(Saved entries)
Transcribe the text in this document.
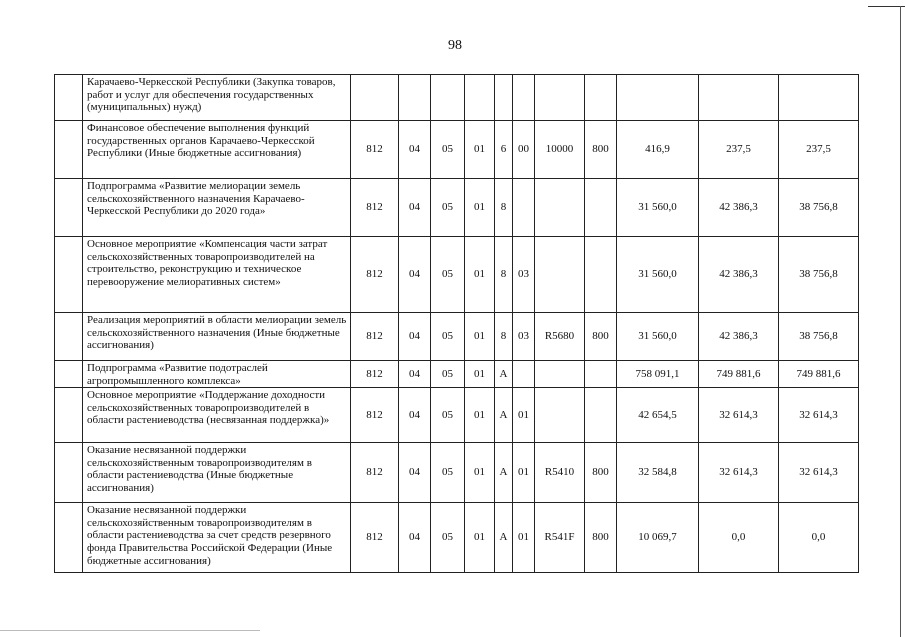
98
	Карачаево-Черкесской Республики (Закупка товаров, работ и услуг для обеспечения государственных (муниципальных) нужд)											
	Финансовое обеспечение выполнения функций государственных органов Карачаево-Черкесской Республики (Иные бюджетные ассигнования)	812	04	05	01	6	00	10000	800	416,9	237,5	237,5
	Подпрограмма «Развитие мелиорации земель сельскохозяйственного назначения Карачаево-Черкесской Республики до 2020 года»	812	04	05	01	8				31 560,0	42 386,3	38 756,8
	Основное мероприятие «Компенсация части затрат сельскохозяйственных товаропроизводителей на строительство, реконструкцию и техническое перевооружение мелиоративных систем»	812	04	05	01	8	03			31 560,0	42 386,3	38 756,8
	Реализация мероприятий в области мелиорации земель сельскохозяйственного назначения (Иные бюджетные ассигнования)	812	04	05	01	8	03	R5680	800	31 560,0	42 386,3	38 756,8
	Подпрограмма «Развитие подотраслей агропромышленного комплекса»	812	04	05	01	А				758 091,1	749 881,6	749 881,6
	Основное мероприятие «Поддержание доходности сельскохозяйственных товаропроизводителей в области растениеводства (несвязанная поддержка)»	812	04	05	01	А	01			42 654,5	32 614,3	32 614,3
	Оказание несвязанной поддержки сельскохозяйственным товаропроизводителям в области растениеводства (Иные бюджетные ассигнования)	812	04	05	01	А	01	R5410	800	32 584,8	32 614,3	32 614,3
	Оказание несвязанной поддержки сельскохозяйственным товаропроизводителям в области растениеводства за счет средств резервного фонда Правительства Российской Федерации (Иные бюджетные ассигнования)	812	04	05	01	А	01	R541F	800	10 069,7	0,0	0,0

→ Task brief
Check each line of the listing above for the string "назначения", then report only how many lines have it.

→ Result
2